(Rows from a dataset)

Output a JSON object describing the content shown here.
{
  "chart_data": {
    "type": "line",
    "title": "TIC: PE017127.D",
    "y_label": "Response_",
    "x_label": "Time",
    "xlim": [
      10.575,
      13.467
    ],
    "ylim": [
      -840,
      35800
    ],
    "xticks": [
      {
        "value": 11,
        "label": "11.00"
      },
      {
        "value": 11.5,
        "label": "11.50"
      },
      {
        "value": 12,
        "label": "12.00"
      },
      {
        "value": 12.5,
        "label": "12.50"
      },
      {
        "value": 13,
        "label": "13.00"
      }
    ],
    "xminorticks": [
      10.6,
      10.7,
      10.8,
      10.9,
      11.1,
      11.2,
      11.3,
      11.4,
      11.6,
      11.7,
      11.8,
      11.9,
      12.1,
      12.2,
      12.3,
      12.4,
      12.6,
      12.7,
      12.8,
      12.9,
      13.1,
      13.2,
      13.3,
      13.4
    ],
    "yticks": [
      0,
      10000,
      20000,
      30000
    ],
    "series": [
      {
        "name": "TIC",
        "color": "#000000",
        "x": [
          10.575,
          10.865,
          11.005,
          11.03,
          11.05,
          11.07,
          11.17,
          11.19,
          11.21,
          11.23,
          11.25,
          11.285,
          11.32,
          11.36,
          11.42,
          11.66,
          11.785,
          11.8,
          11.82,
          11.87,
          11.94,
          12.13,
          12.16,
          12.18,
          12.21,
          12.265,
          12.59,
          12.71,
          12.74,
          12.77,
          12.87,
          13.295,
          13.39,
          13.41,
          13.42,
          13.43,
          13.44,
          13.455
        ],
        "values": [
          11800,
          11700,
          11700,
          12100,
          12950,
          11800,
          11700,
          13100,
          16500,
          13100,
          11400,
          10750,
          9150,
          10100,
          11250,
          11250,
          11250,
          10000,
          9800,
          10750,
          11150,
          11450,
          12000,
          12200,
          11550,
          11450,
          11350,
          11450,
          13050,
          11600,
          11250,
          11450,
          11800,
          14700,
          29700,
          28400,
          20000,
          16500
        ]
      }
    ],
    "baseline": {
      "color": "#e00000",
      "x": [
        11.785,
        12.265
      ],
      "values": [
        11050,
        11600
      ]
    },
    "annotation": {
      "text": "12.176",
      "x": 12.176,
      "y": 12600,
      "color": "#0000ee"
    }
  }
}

- [Task to complete]
Gather all lines where the word "color" appears.

- [Output below]
        "color": "#000000",
      "color": "#e00000",
      "color": "#0000ee"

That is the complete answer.